### TO-DO LIST
a - Pull out the passage of the contract law notes that starts with "Contract Law Frustration" and goes on through "naked agreement.  Unenforceable.", copying it word for word.
b - According to the contract law notes, what is arbitration?
c - Translate this sentence from the contract law notes into Spanish: "It only has the appearance of a contract."

Contract Law

June 30, 2008

Contract Law Frustration

Uncertainty:

•    When we say a contract is uncertain, we mean that there is not enough specificity for a judge to nail down anything to enforce.
•    True that judges do have rules that can be applied to find certainty.
•    Judges make difficult decisions.  Though judges will try hard to find a determination to a contract.
•    There is a point at which the shell of an agreement is so lacking in detail that it is impossible to enforce.

The Agreement to Agree
•    Nothing more than an agreement today that tomorrow we shall agree on something.
•    Judge cannot say what the parties would have agreed had they agreed.
•    It only has the appearance of a contract.
•    Agreements to Agree Simpliciter are bad – naked agreement.  Unenforceable.
•    Not bad if the parties have agreed on a formula whereby the judge can render certain that which is otherwise uncertain, or a mechanism (such as a third party, typically an arbitrator).
•    Arbitration is consensual dispute resolution.
o    Parties have agreed to channel dispute out of court system and into arbitration.
o    2 broad types of Arbitration:  Labour arbitration – usually statutorily provided and imposed by labour regimes.  Doesn’t have one of the characteristics of arbitration – privacy?

Element and coordinate records:
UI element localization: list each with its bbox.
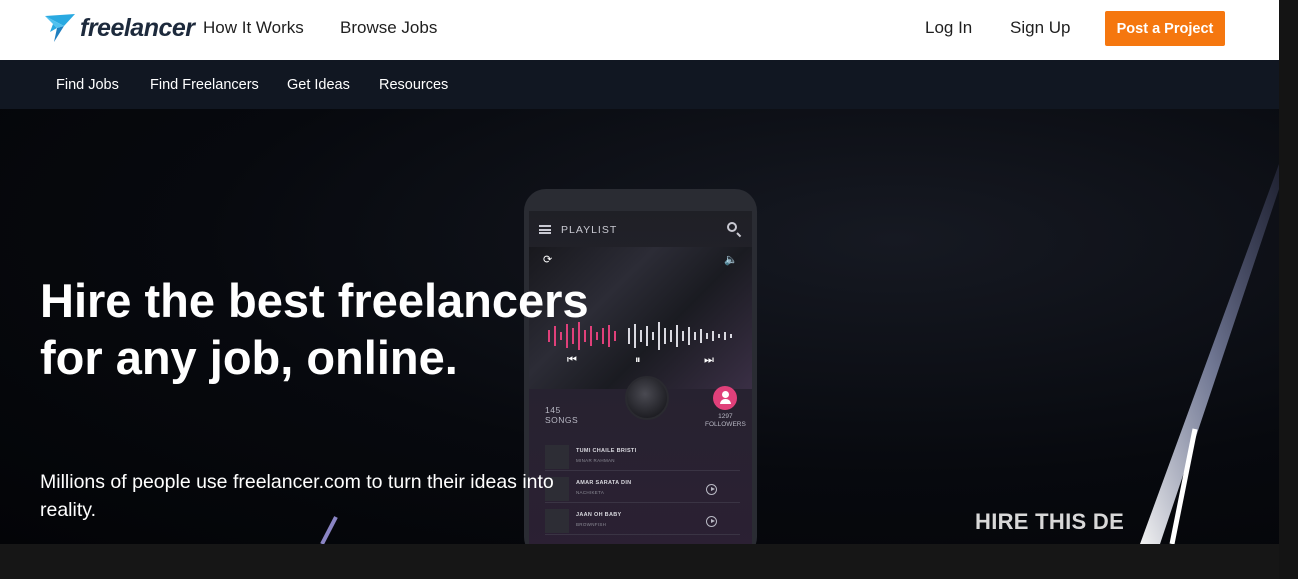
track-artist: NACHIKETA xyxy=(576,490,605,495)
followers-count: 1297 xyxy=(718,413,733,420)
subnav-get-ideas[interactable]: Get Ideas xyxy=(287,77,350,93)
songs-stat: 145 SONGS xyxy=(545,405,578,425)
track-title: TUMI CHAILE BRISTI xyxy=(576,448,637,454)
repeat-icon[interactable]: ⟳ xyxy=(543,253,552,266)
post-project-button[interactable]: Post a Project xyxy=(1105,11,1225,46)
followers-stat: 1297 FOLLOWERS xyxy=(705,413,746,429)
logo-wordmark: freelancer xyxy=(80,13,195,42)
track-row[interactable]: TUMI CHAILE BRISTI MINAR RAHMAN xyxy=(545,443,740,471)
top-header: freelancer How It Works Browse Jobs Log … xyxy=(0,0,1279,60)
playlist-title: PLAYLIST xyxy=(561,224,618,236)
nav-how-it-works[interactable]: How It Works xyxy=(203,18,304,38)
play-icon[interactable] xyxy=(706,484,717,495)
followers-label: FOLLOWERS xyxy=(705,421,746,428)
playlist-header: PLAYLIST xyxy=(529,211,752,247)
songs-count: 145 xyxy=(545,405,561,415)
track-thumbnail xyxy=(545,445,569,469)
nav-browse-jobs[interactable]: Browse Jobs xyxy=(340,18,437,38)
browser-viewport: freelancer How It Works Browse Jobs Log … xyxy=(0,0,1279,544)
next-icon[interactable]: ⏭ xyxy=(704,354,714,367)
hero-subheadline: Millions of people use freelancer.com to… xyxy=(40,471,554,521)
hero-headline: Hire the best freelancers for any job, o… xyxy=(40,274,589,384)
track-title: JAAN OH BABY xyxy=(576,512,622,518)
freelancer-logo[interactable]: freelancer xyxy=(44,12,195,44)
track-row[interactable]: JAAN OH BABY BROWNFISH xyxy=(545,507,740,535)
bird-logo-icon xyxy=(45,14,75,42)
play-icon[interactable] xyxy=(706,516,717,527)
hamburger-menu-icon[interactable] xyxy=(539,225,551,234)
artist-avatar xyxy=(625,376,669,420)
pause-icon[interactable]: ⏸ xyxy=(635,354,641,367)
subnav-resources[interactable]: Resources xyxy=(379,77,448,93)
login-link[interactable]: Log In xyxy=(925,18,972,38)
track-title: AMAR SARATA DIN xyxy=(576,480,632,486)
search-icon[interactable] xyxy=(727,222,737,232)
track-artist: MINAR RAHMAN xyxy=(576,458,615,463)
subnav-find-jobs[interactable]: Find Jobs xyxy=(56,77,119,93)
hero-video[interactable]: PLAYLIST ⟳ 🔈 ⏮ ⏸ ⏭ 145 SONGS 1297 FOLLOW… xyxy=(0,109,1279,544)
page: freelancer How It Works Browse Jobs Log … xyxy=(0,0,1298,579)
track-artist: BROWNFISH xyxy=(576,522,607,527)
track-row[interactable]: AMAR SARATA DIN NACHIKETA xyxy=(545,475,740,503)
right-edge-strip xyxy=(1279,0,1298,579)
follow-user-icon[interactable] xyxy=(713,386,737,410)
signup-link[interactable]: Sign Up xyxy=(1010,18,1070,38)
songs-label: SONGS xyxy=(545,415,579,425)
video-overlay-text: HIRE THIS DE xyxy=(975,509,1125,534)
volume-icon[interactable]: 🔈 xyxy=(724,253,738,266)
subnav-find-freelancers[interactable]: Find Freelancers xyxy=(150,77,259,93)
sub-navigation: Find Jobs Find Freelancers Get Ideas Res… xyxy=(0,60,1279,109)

### SOLVED TASKS
a -
Contract Law Frustration

Uncertainty:

•    When we say a contract is uncertain, we mean that there is not enough specificity for a judge to nail down anything to enforce.
•    True that judges do have rules that can be applied to find certainty.
•    Judges make difficult decisions.  Though judges will try hard to find a determination to a contract.
•    There is a point at which the shell of an agreement is so lacking in detail that it is impossible to enforce.

The Agreement to Agree
•    Nothing more than an agreement today that tomorrow we shall agree on something.
•    Judge cannot say what the parties would have agreed had they agreed.
•    It only has the appearance of a contract.
•    Agreements to Agree Simpliciter are bad – naked agreement.  Unenforceable.

b - Arbitration is consensual dispute resolution.

c - Solo tiene la apariencia de un contrato.